Chart and figure data.

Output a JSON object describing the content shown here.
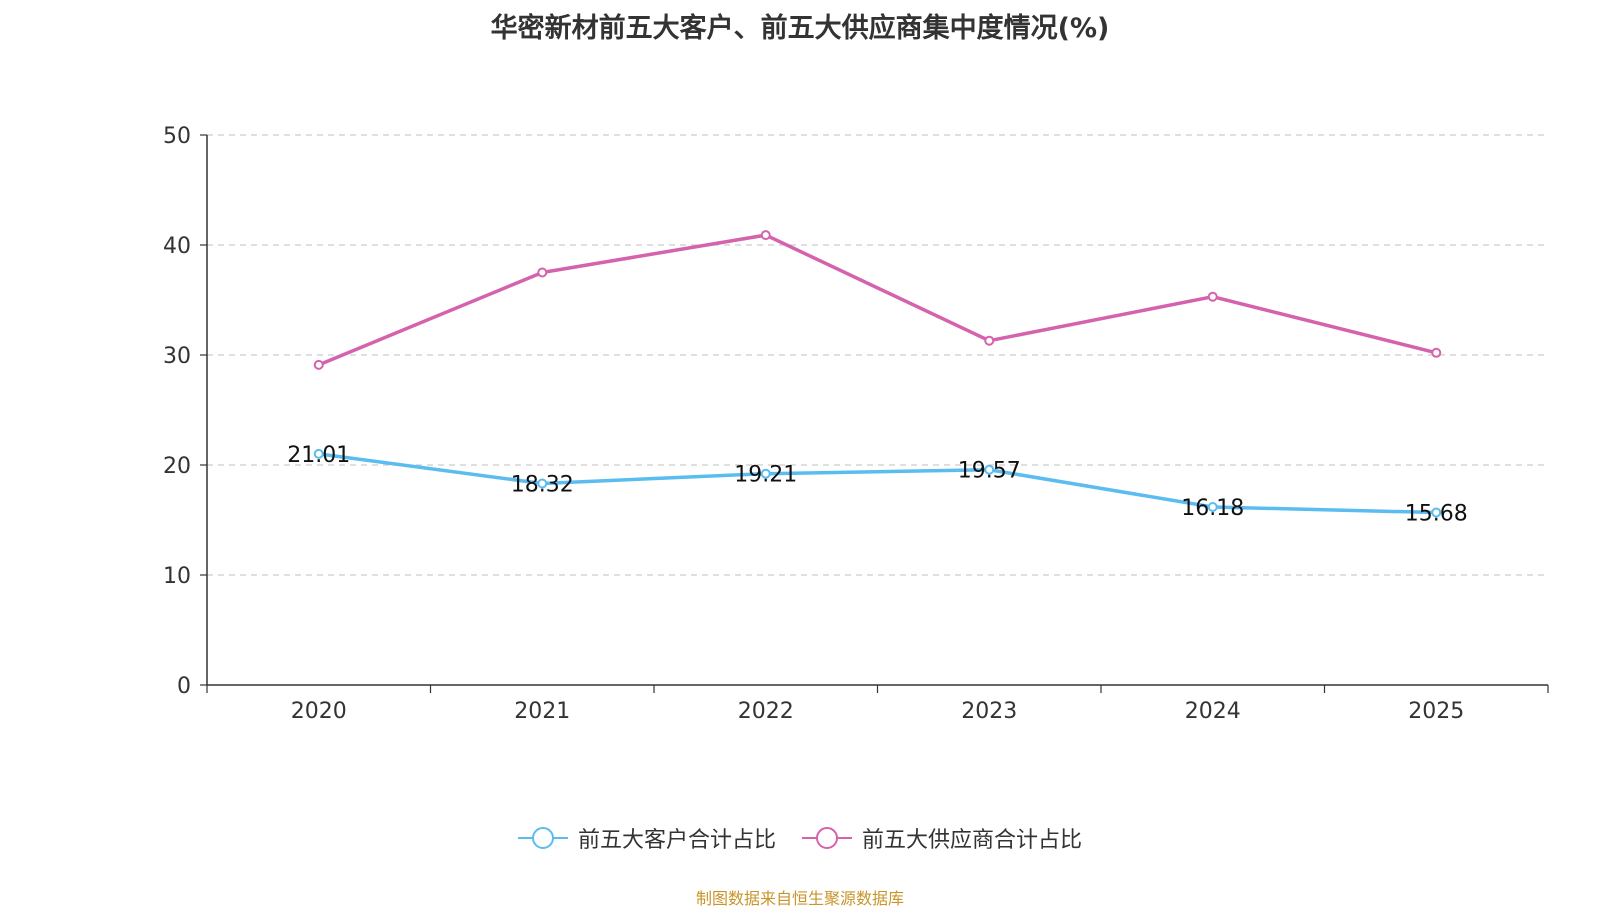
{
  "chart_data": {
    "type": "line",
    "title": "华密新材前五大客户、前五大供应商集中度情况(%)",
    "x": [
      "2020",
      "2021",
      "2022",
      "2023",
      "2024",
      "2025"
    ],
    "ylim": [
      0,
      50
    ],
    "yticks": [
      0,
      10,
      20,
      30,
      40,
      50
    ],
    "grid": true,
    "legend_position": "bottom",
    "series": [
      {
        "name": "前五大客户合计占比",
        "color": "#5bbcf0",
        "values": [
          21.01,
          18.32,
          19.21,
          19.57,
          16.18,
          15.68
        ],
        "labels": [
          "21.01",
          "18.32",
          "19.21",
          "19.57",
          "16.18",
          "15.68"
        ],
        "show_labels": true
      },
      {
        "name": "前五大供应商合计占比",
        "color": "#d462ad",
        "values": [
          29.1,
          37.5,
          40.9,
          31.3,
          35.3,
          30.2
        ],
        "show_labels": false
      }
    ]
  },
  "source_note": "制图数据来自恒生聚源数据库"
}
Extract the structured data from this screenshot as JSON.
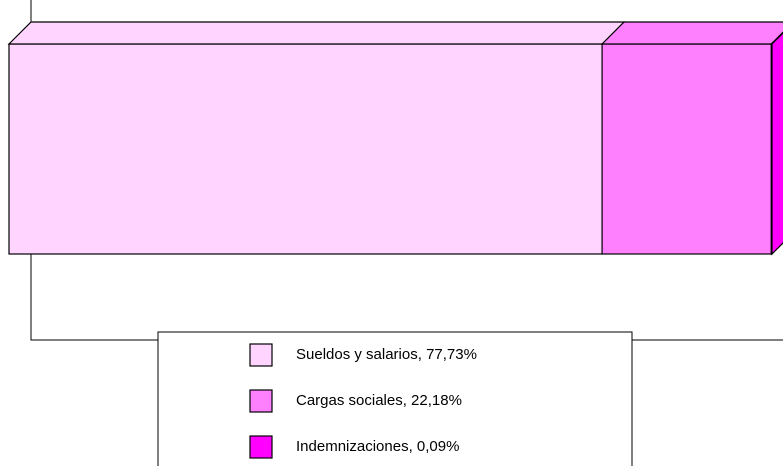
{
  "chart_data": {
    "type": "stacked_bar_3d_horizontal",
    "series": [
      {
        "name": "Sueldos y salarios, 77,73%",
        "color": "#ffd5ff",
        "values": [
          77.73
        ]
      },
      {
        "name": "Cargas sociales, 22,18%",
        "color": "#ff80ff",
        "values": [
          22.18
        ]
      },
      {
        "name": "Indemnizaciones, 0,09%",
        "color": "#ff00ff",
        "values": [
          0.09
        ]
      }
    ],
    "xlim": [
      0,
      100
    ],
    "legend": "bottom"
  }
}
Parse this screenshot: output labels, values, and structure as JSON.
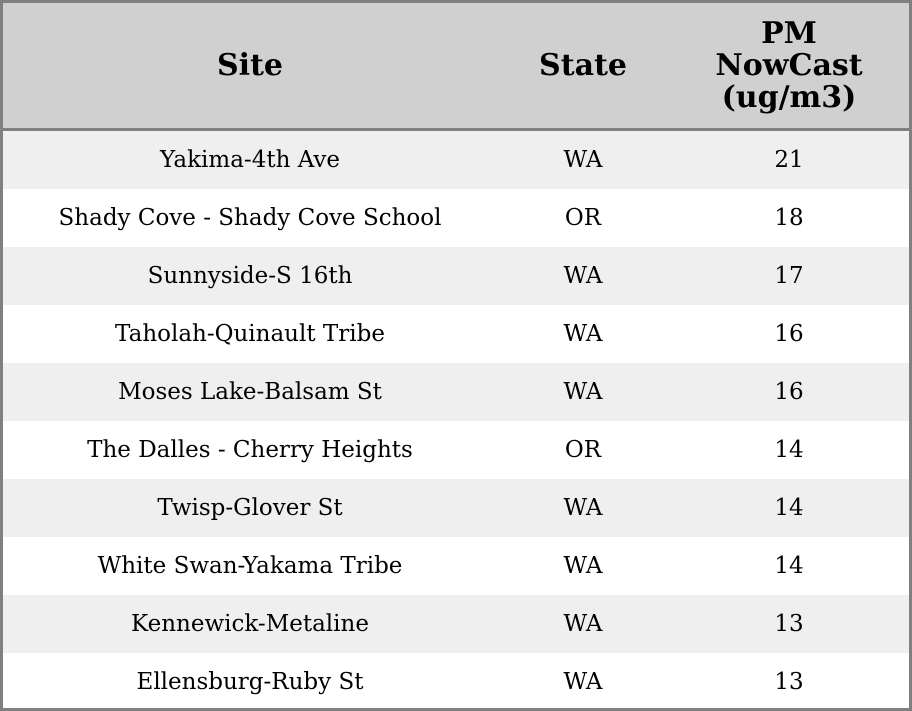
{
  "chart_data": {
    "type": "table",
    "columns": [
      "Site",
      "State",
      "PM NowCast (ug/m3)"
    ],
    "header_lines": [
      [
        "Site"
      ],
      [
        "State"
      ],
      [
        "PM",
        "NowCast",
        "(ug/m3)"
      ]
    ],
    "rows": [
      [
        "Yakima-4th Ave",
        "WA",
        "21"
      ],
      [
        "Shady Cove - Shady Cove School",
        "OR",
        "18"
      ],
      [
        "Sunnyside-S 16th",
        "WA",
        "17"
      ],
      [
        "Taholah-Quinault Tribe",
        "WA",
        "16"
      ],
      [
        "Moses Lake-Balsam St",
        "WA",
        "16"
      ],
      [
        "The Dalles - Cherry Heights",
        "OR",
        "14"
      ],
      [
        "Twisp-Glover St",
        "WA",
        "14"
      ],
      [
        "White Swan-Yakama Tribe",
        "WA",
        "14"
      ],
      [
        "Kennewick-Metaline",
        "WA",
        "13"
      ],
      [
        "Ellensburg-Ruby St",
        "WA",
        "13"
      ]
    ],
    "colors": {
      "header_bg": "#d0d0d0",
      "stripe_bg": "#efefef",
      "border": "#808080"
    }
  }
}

REQUIREMENTS. Among the lines of the data, identify those with the word "Tribe". Copy each of them.

EXPECTED ANSWER.
        "Taholah-Quinault Tribe",
        "White Swan-Yakama Tribe",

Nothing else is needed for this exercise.